DATA RECORDS:
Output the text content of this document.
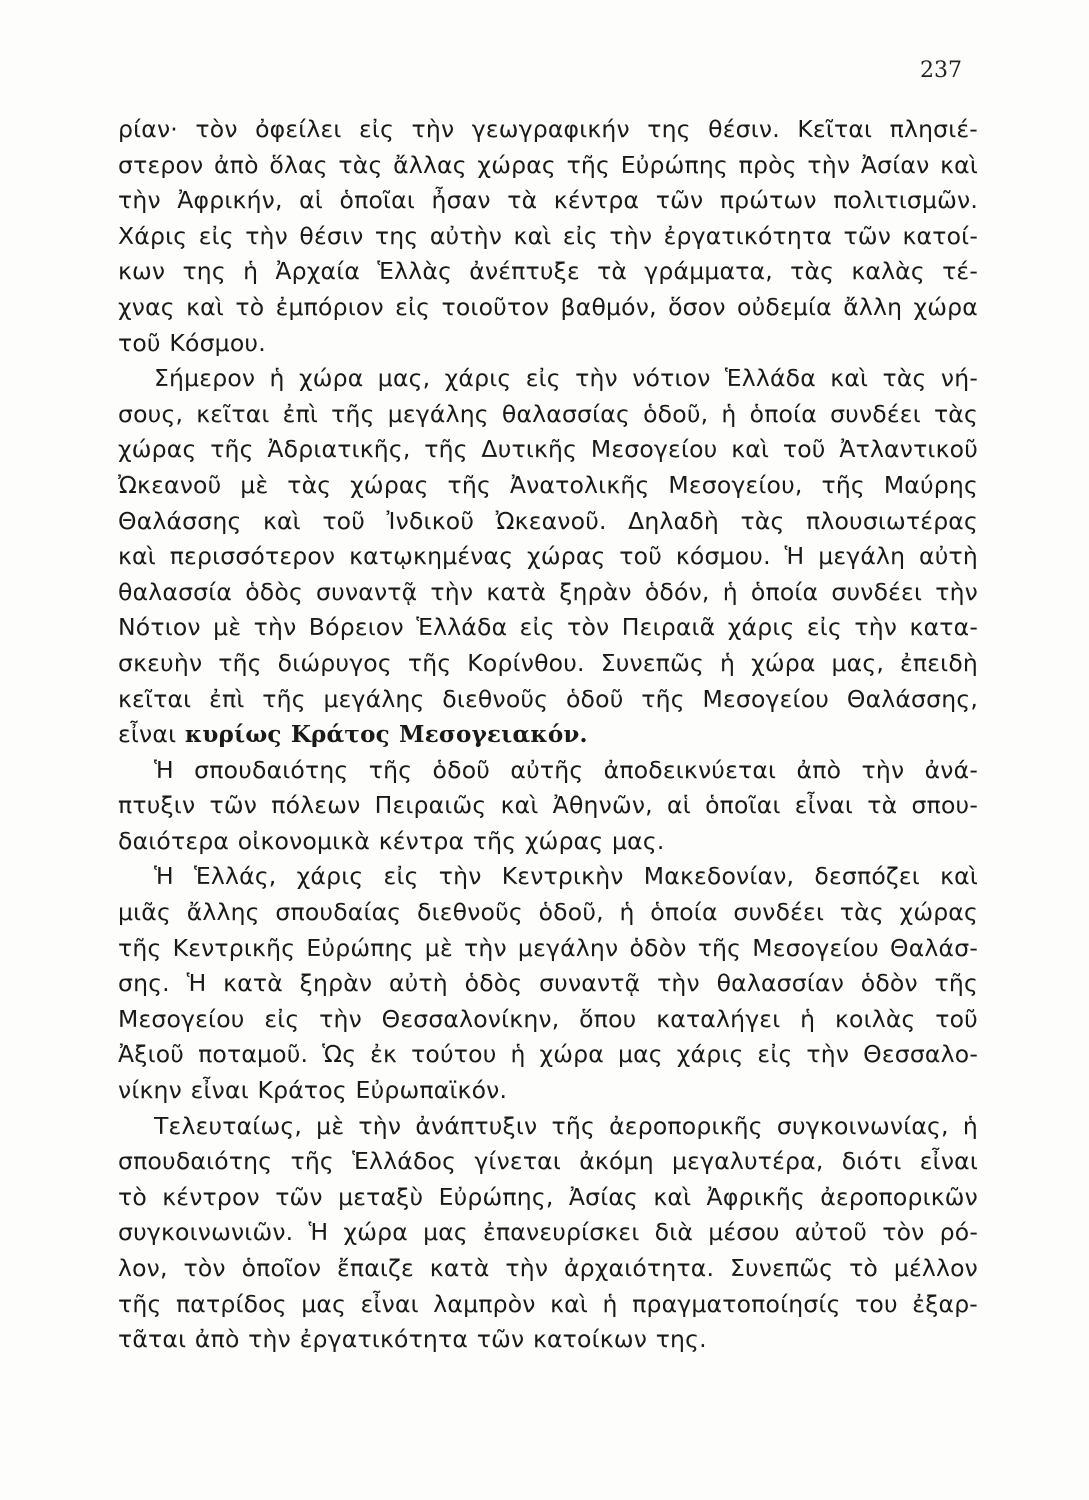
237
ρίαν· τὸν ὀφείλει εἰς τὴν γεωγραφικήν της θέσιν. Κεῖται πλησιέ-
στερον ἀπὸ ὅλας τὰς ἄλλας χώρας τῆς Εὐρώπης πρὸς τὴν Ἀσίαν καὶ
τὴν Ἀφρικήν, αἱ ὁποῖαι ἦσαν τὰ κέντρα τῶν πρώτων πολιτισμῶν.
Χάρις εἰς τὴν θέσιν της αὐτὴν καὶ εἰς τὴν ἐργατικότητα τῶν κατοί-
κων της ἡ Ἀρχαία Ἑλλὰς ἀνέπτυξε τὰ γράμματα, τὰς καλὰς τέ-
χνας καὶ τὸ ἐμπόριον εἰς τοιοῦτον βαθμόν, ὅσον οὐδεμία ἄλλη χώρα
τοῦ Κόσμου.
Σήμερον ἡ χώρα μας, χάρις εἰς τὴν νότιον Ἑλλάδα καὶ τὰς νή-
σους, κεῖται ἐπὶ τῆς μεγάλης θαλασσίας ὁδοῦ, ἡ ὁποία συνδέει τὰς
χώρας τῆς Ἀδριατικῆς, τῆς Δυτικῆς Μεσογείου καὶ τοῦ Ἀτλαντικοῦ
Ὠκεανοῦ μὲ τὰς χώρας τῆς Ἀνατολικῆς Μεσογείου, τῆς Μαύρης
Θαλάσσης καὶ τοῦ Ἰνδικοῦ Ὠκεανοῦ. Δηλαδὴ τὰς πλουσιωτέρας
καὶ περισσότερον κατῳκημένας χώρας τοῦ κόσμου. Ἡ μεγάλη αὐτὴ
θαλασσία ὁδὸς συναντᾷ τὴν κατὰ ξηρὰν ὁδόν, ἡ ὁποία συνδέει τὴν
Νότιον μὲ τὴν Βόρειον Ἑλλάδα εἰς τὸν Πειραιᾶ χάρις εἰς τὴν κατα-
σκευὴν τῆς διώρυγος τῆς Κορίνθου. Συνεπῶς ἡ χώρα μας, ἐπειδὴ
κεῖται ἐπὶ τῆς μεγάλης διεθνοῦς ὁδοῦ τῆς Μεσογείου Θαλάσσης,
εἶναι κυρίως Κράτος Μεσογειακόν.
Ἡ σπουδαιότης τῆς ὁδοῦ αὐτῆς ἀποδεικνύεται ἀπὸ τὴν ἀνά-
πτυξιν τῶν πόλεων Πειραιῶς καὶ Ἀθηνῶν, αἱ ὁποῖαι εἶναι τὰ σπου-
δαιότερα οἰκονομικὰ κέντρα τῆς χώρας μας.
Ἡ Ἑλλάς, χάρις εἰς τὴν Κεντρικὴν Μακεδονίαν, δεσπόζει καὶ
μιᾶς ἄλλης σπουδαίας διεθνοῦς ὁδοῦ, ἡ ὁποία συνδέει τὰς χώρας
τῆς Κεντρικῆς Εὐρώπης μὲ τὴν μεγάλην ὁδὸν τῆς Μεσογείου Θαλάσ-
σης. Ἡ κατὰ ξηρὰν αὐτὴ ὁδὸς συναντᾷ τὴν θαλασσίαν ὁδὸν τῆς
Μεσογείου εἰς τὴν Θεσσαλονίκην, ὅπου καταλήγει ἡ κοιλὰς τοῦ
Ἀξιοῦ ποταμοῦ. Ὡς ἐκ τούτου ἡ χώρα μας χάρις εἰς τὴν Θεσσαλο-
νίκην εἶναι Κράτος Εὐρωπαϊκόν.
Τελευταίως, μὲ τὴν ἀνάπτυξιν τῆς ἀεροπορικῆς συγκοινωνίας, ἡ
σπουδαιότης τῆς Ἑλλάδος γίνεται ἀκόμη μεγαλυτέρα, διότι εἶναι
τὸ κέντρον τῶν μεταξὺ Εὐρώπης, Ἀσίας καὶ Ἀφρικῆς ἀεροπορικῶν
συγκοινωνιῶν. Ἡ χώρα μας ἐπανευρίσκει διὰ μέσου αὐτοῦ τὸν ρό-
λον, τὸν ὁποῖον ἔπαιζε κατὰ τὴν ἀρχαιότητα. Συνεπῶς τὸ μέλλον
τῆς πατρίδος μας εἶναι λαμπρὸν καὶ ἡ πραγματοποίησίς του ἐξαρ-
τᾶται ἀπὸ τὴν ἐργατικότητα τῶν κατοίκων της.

* * *

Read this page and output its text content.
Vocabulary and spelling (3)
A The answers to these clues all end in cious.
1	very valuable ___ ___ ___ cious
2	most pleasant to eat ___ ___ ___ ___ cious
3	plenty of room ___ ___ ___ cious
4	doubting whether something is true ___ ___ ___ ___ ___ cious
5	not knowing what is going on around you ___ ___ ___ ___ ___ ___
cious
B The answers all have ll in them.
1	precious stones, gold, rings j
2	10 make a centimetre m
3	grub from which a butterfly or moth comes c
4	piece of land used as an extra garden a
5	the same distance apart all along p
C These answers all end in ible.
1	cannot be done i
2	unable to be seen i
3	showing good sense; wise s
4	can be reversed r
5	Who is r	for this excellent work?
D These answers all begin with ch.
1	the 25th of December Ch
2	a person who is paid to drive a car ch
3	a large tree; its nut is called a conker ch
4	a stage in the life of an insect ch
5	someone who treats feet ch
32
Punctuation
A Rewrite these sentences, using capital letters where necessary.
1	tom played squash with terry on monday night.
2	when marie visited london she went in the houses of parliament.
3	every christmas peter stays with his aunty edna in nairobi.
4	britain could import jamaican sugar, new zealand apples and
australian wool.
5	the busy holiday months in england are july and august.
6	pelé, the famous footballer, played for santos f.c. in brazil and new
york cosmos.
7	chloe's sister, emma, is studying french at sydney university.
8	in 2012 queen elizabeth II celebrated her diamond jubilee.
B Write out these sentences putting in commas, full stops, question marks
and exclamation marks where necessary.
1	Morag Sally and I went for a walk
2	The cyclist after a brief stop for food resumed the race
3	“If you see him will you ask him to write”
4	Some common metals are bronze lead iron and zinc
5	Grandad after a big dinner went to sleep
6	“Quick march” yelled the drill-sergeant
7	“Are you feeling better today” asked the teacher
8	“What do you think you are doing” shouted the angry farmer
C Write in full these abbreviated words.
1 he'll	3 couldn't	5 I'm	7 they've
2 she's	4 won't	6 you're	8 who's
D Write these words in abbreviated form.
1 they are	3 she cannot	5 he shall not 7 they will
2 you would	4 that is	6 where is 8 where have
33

---

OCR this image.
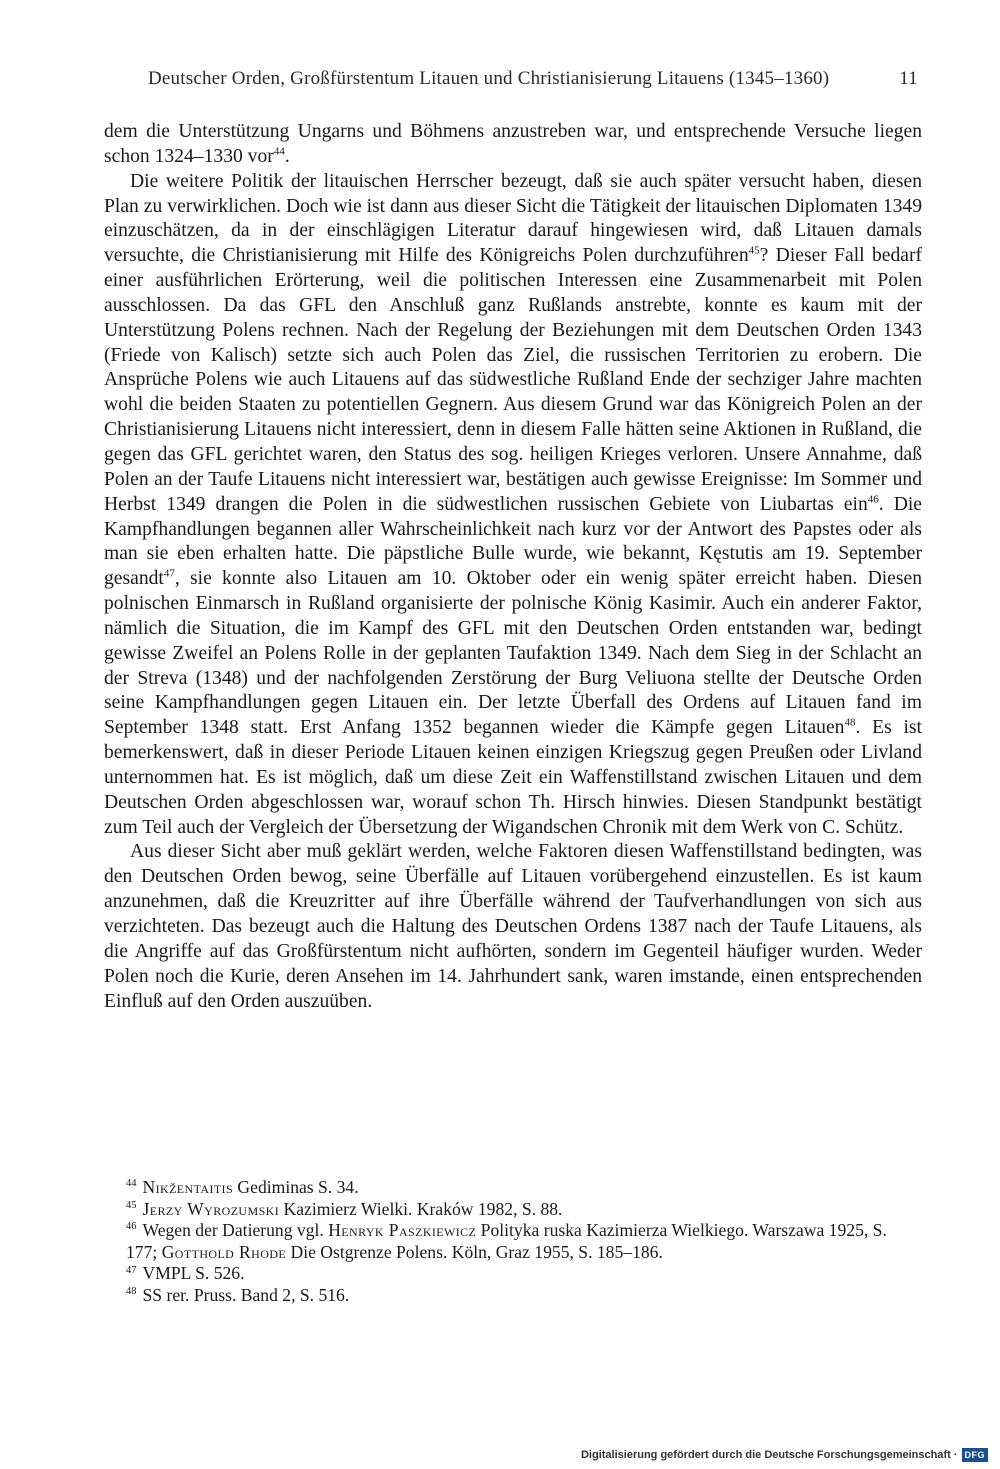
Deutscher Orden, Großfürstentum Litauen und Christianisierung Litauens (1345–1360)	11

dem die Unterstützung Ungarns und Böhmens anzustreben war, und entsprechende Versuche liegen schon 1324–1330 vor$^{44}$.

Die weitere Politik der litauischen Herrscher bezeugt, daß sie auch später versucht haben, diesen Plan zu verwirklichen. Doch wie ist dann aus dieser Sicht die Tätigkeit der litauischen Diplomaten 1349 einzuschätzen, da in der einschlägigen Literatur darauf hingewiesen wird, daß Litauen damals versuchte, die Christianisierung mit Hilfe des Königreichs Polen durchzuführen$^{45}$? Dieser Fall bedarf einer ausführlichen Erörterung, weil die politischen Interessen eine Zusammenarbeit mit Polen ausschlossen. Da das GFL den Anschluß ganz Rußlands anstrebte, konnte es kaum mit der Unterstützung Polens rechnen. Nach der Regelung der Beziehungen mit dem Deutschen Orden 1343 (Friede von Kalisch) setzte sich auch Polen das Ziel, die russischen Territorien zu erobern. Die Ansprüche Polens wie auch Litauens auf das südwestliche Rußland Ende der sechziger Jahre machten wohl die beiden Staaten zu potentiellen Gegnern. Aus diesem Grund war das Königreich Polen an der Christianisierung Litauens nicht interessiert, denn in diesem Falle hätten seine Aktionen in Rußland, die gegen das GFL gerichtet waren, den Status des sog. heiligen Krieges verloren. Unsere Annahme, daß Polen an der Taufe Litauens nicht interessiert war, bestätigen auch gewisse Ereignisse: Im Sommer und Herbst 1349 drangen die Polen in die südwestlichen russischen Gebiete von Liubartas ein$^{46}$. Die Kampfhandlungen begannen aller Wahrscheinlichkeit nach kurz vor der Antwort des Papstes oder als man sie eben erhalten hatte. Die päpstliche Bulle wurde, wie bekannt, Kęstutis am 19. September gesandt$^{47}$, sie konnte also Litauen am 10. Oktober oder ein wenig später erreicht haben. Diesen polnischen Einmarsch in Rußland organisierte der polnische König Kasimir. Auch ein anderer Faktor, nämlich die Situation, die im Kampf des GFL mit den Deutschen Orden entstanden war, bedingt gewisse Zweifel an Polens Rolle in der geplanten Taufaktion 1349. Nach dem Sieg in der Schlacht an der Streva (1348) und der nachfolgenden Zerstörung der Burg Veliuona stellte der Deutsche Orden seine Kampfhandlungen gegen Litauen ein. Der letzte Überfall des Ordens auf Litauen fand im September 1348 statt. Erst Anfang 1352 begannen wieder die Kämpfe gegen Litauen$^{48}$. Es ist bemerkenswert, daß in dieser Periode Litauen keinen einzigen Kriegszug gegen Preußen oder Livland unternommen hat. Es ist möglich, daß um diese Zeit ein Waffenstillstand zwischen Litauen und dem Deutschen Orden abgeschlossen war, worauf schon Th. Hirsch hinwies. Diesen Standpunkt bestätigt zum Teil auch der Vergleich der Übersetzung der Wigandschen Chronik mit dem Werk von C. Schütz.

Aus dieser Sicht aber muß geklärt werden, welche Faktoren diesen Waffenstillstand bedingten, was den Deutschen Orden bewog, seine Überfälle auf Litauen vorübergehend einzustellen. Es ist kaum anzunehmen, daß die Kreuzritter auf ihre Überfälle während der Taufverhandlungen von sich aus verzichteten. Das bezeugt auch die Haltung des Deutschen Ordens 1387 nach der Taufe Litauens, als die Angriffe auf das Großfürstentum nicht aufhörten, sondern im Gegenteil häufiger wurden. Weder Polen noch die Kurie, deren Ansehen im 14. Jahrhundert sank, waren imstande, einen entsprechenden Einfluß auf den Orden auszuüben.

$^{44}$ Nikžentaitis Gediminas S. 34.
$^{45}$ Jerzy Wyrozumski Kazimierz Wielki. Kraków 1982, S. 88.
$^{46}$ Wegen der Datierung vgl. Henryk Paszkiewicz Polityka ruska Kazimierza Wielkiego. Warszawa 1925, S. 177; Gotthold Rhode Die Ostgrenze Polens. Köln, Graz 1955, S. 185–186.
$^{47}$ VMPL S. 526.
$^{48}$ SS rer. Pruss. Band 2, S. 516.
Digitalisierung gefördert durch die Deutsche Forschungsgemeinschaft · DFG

EXERCISE INSTRUCTIONS: In the records above, find each line that holds the word "μεγάλης"; copy all such lines.

ANSWER TO THE PROBLEM:
σους, κεῖται ἐπὶ τῆς μεγάλης θαλασσίας ὁδοῦ, ἡ ὁποία συνδέει τὰς
κεῖται ἐπὶ τῆς μεγάλης διεθνοῦς ὁδοῦ τῆς Μεσογείου Θαλάσσης,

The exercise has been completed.